====== DATA ENTRIES

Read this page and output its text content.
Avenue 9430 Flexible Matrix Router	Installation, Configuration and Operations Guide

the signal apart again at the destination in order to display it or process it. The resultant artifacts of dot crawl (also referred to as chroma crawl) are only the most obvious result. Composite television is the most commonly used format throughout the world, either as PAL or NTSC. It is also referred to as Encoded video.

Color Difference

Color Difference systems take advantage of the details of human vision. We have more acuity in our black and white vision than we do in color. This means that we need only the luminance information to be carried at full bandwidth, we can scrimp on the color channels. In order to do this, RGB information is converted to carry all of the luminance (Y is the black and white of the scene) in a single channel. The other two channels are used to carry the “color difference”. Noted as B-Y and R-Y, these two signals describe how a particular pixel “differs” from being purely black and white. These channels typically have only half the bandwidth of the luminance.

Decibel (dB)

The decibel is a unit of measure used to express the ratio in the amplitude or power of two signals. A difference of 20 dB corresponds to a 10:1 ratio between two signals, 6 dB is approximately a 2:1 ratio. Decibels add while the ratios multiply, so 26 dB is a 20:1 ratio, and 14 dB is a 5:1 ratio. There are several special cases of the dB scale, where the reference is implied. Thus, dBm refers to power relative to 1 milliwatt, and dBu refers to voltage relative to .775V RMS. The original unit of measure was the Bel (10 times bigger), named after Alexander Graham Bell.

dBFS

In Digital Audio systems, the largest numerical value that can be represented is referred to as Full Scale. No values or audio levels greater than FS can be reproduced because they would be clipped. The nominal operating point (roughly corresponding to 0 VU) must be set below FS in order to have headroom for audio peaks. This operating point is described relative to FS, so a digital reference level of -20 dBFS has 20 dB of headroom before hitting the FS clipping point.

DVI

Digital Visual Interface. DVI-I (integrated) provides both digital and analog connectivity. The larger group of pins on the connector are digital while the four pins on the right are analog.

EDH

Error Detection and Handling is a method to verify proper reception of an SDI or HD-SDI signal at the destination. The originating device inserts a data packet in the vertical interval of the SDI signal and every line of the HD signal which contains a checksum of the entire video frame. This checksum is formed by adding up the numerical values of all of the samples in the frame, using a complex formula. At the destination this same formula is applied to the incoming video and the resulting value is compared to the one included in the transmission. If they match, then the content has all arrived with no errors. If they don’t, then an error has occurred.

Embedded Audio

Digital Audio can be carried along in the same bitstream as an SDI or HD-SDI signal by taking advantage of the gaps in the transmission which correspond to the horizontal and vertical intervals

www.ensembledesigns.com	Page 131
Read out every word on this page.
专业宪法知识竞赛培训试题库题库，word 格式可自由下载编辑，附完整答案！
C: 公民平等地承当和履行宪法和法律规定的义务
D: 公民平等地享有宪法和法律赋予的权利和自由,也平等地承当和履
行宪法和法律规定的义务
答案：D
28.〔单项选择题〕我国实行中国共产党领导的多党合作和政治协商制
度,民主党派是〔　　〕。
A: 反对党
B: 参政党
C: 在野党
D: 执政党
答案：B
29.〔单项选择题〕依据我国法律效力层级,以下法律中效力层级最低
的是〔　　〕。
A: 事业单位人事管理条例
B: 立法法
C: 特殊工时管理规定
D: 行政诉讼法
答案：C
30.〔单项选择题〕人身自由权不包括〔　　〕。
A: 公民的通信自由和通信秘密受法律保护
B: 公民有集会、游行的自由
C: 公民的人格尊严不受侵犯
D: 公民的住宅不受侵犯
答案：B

============

> _EXERCISE_: Repeat every record, keeping each word and mark exactly as it is.

> _SOLUTION TO THE PROBLEM_:
Read this page and output its text content.
Avenue 9430 Flexible Matrix Router	Installation, Configuration and Operations Guide

the signal apart again at the destination in order to display it or process it. The resultant artifacts of dot crawl (also referred to as chroma crawl) are only the most obvious result. Composite television is the most commonly used format throughout the world, either as PAL or NTSC. It is also referred to as Encoded video.

Color Difference

Color Difference systems take advantage of the details of human vision. We have more acuity in our black and white vision than we do in color. This means that we need only the luminance information to be carried at full bandwidth, we can scrimp on the color channels. In order to do this, RGB information is converted to carry all of the luminance (Y is the black and white of the scene) in a single channel. The other two channels are used to carry the “color difference”. Noted as B-Y and R-Y, these two signals describe how a particular pixel “differs” from being purely black and white. These channels typically have only half the bandwidth of the luminance.

Decibel (dB)

The decibel is a unit of measure used to express the ratio in the amplitude or power of two signals. A difference of 20 dB corresponds to a 10:1 ratio between two signals, 6 dB is approximately a 2:1 ratio. Decibels add while the ratios multiply, so 26 dB is a 20:1 ratio, and 14 dB is a 5:1 ratio. There are several special cases of the dB scale, where the reference is implied. Thus, dBm refers to power relative to 1 milliwatt, and dBu refers to voltage relative to .775V RMS. The original unit of measure was the Bel (10 times bigger), named after Alexander Graham Bell.

dBFS

In Digital Audio systems, the largest numerical value that can be represented is referred to as Full Scale. No values or audio levels greater than FS can be reproduced because they would be clipped. The nominal operating point (roughly corresponding to 0 VU) must be set below FS in order to have headroom for audio peaks. This operating point is described relative to FS, so a digital reference level of -20 dBFS has 20 dB of headroom before hitting the FS clipping point.

DVI

Digital Visual Interface. DVI-I (integrated) provides both digital and analog connectivity. The larger group of pins on the connector are digital while the four pins on the right are analog.

EDH

Error Detection and Handling is a method to verify proper reception of an SDI or HD-SDI signal at the destination. The originating device inserts a data packet in the vertical interval of the SDI signal and every line of the HD signal which contains a checksum of the entire video frame. This checksum is formed by adding up the numerical values of all of the samples in the frame, using a complex formula. At the destination this same formula is applied to the incoming video and the resulting value is compared to the one included in the transmission. If they match, then the content has all arrived with no errors. If they don’t, then an error has occurred.

Embedded Audio

Digital Audio can be carried along in the same bitstream as an SDI or HD-SDI signal by taking advantage of the gaps in the transmission which correspond to the horizontal and vertical intervals

www.ensembledesigns.com	Page 131
Read out every word on this page.
专业宪法知识竞赛培训试题库题库，word 格式可自由下载编辑，附完整答案！
C: 公民平等地承当和履行宪法和法律规定的义务
D: 公民平等地享有宪法和法律赋予的权利和自由,也平等地承当和履
行宪法和法律规定的义务
答案：D
28.〔单项选择题〕我国实行中国共产党领导的多党合作和政治协商制
度,民主党派是〔　　〕。
A: 反对党
B: 参政党
C: 在野党
D: 执政党
答案：B
29.〔单项选择题〕依据我国法律效力层级,以下法律中效力层级最低
的是〔　　〕。
A: 事业单位人事管理条例
B: 立法法
C: 特殊工时管理规定
D: 行政诉讼法
答案：C
30.〔单项选择题〕人身自由权不包括〔　　〕。
A: 公民的通信自由和通信秘密受法律保护
B: 公民有集会、游行的自由
C: 公民的人格尊严不受侵犯
D: 公民的住宅不受侵犯
答案：B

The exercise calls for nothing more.